* Given problem: Look through the records below and collect all lines that hold the string "millions".

* Supplied material:
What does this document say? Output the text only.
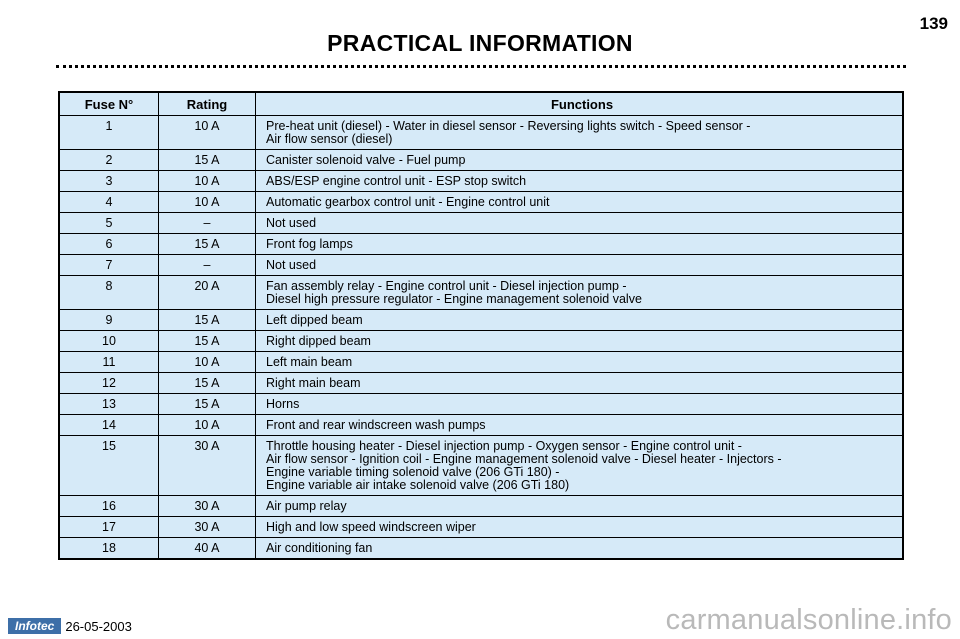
139
PRACTICAL INFORMATION
Fuse N°	Rating	Functions
1	10 A	Pre-heat unit (diesel) - Water in diesel sensor - Reversing lights switch - Speed sensor -
Air flow sensor (diesel)

2	15 A	Canister solenoid valve - Fuel pump

3	10 A	ABS/ESP engine control unit - ESP stop switch

4	10 A	Automatic gearbox control unit - Engine control unit

5	–	Not used

6	15 A	Front fog lamps

7	–	Not used

8	20 A	Fan assembly relay - Engine control unit - Diesel injection pump -
Diesel high pressure regulator - Engine management solenoid valve

9	15 A	Left dipped beam

10	15 A	Right dipped beam

11	10 A	Left main beam

12	15 A	Right main beam

13	15 A	Horns

14	10 A	Front and rear windscreen wash pumps

15	30 A	Throttle housing heater - Diesel injection pump - Oxygen sensor - Engine control unit -
Air flow sensor - Ignition coil - Engine management solenoid valve - Diesel heater - Injectors -
Engine variable timing solenoid valve (206 GTi 180) -
Engine variable air intake solenoid valve (206 GTi 180)

16	30 A	Air pump relay

17	30 A	High and low speed windscreen wiper

18	40 A	Air conditioning fan
Infotec 26-05-2003	carmanualsonline.info
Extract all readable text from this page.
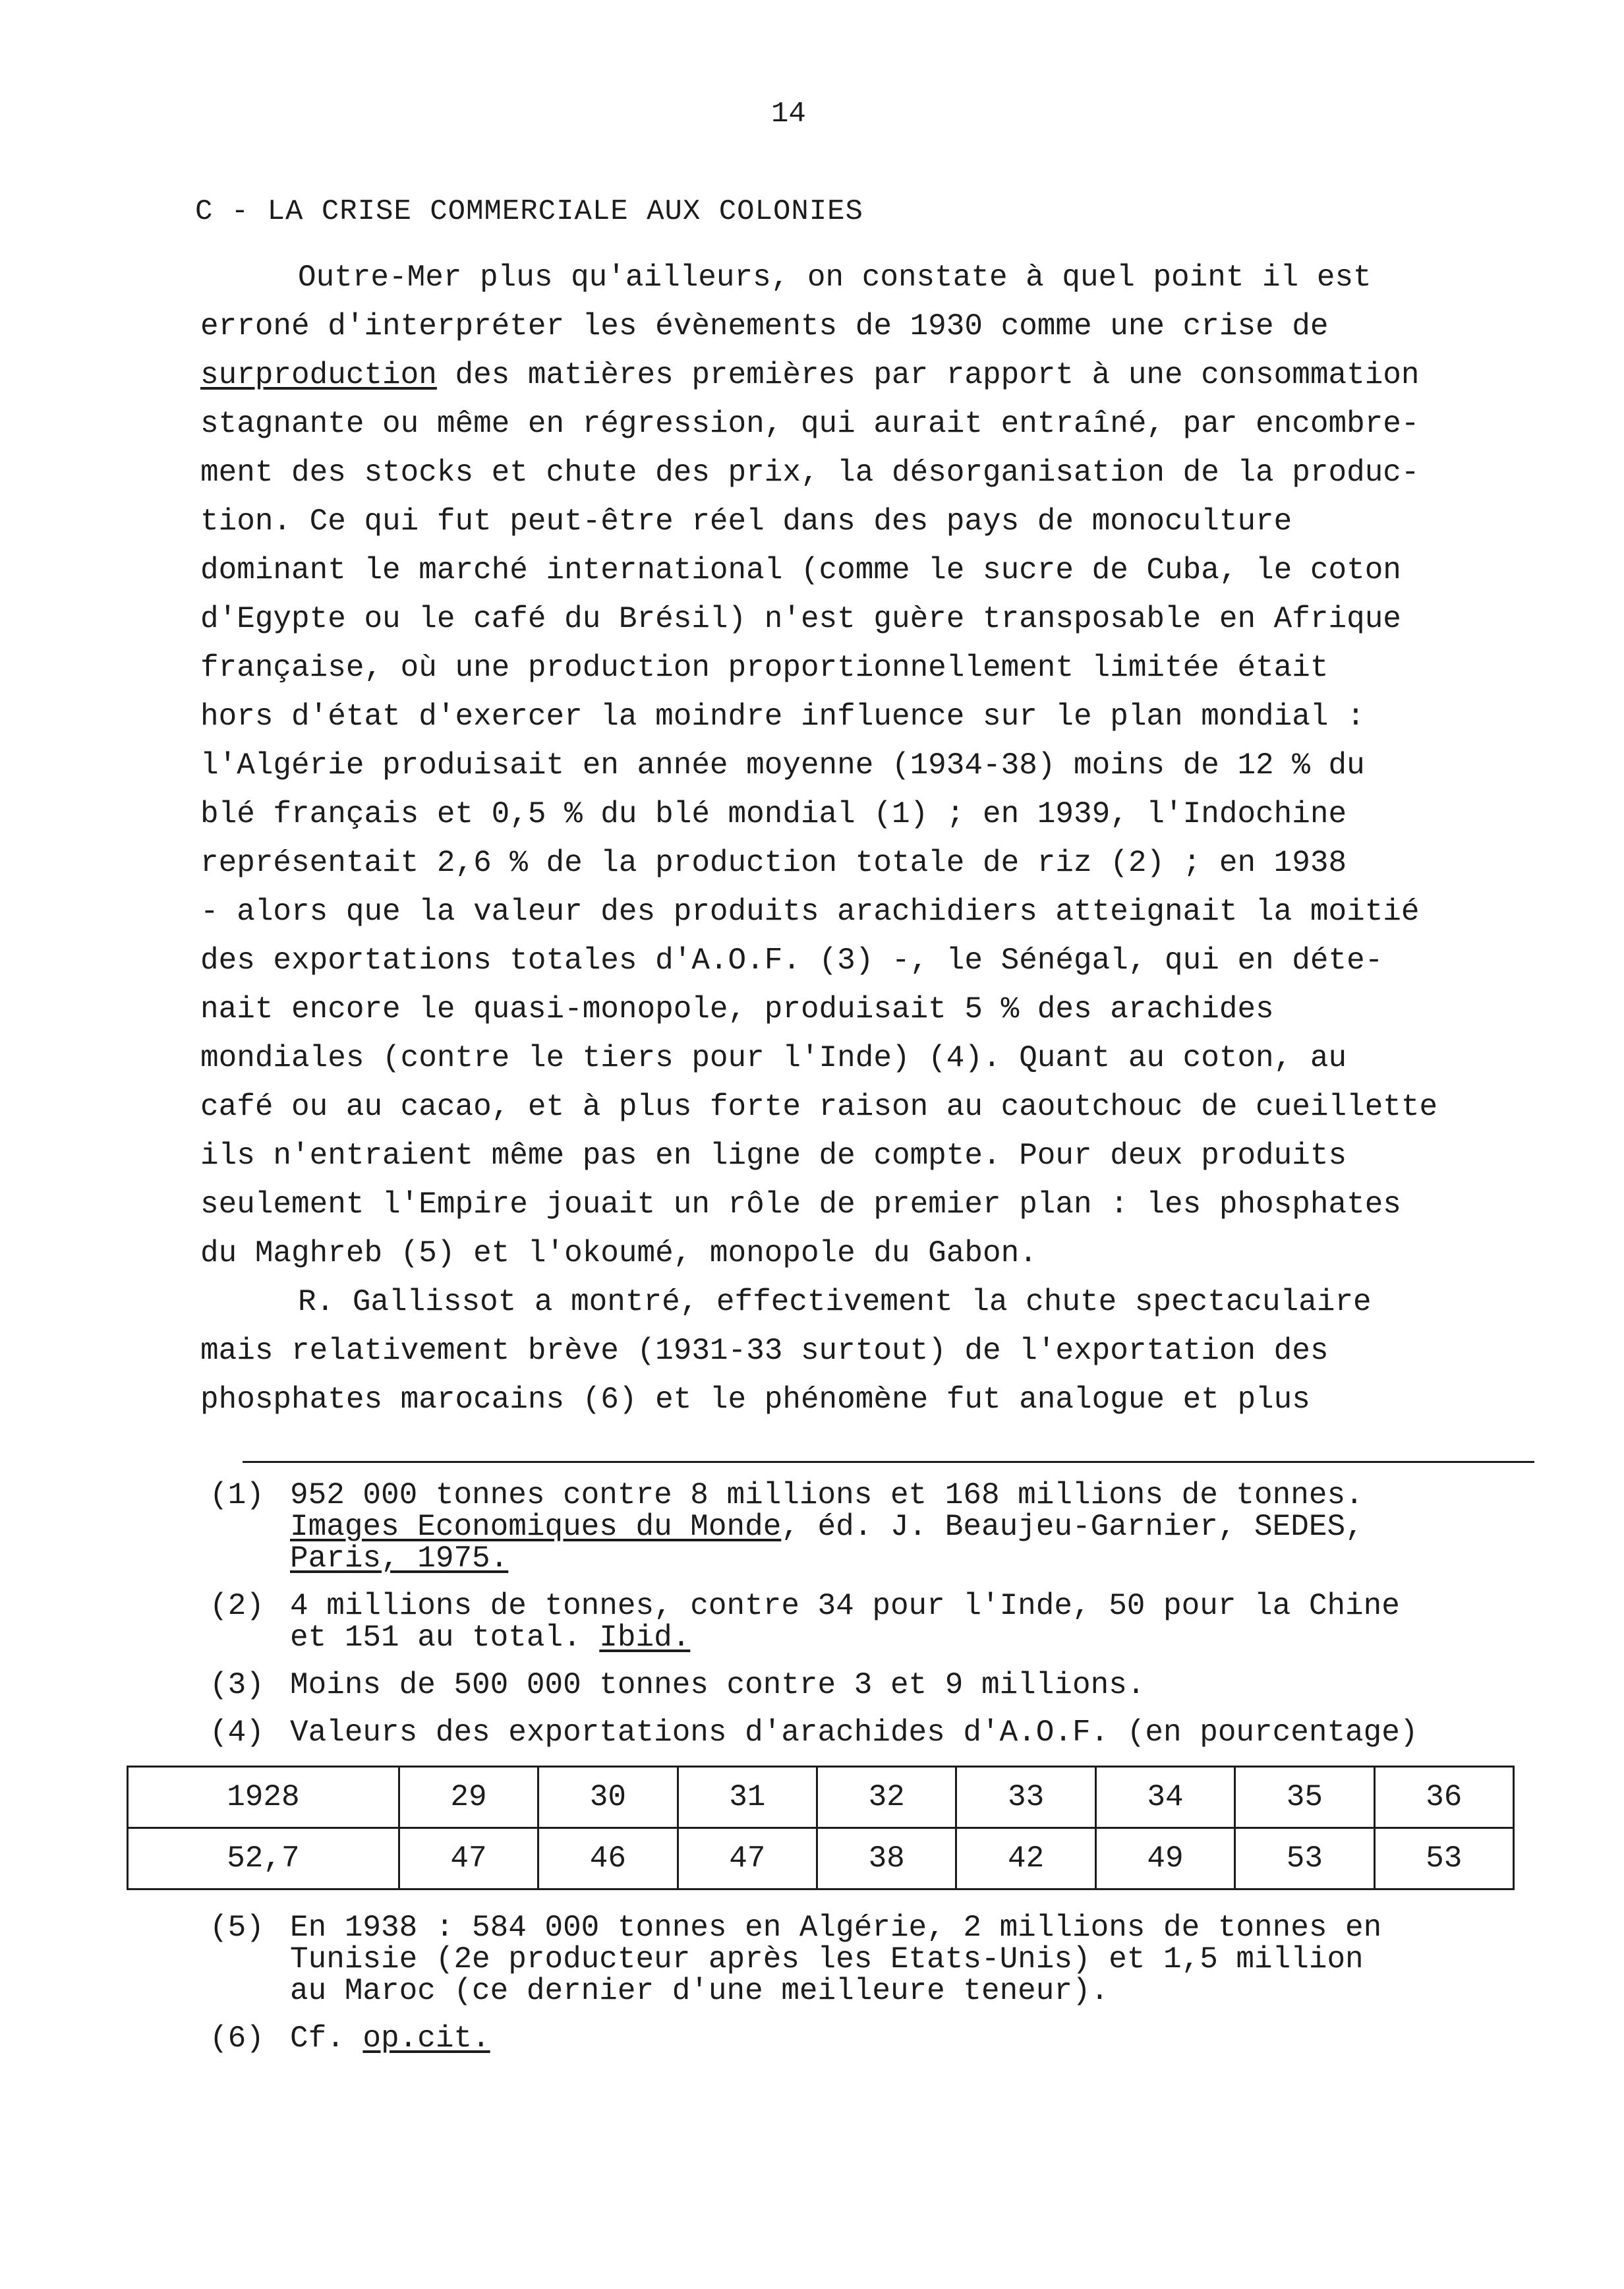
14
C - LA CRISE COMMERCIALE AUX COLONIES
Outre-Mer plus qu'ailleurs, on constate à quel point il est
erroné d'interpréter les évènements de 1930 comme une crise de
surproduction des matières premières par rapport à une consommation
stagnante ou même en régression, qui aurait entraîné, par encombre-
ment des stocks et chute des prix, la désorganisation de la produc-
tion. Ce qui fut peut-être réel dans des pays de monoculture
dominant le marché international (comme le sucre de Cuba, le coton
d'Egypte ou le café du Brésil) n'est guère transposable en Afrique
française, où une production proportionnellement limitée était
hors d'état d'exercer la moindre influence sur le plan mondial :
l'Algérie produisait en année moyenne (1934-38) moins de 12 % du
blé français et 0,5 % du blé mondial (1) ; en 1939, l'Indochine
représentait 2,6 % de la production totale de riz (2) ; en 1938
- alors que la valeur des produits arachidiers atteignait la moitié
des exportations totales d'A.O.F. (3) -, le Sénégal, qui en déte-
nait encore le quasi-monopole, produisait 5 % des arachides
mondiales (contre le tiers pour l'Inde) (4). Quant au coton, au
café ou au cacao, et à plus forte raison au caoutchouc de cueillette
ils n'entraient même pas en ligne de compte. Pour deux produits
seulement l'Empire jouait un rôle de premier plan : les phosphates
du Maghreb (5) et l'okoumé, monopole du Gabon.
R. Gallissot a montré, effectivement la chute spectaculaire
mais relativement brève (1931-33 surtout) de l'exportation des
phosphates marocains (6) et le phénomène fut analogue et plus
(1) 952 000 tonnes contre 8 millions et 168 millions de tonnes.
Images Economiques du Monde, éd. J. Beaujeu-Garnier, SEDES,
Paris, 1975.
(2) 4 millions de tonnes, contre 34 pour l'Inde, 50 pour la Chine
et 151 au total. Ibid.
(3) Moins de 500 000 tonnes contre 3 et 9 millions.
(4) Valeurs des exportations d'arachides d'A.O.F. (en pourcentage)
1928	29	30	31	32	33	34	35	36
52,7	47	46	47	38	42	49	53	53
(5) En 1938 : 584 000 tonnes en Algérie, 2 millions de tonnes en
Tunisie (2e producteur après les Etats-Unis) et 1,5 million
au Maroc (ce dernier d'une meilleure teneur).
(6) Cf. op.cit.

* Expected answer:
(1) 952 000 tonnes contre 8 millions et 168 millions de tonnes.
(2) 4 millions de tonnes, contre 34 pour l'Inde, 50 pour la Chine
(3) Moins de 500 000 tonnes contre 3 et 9 millions.
(5) En 1938 : 584 000 tonnes en Algérie, 2 millions de tonnes en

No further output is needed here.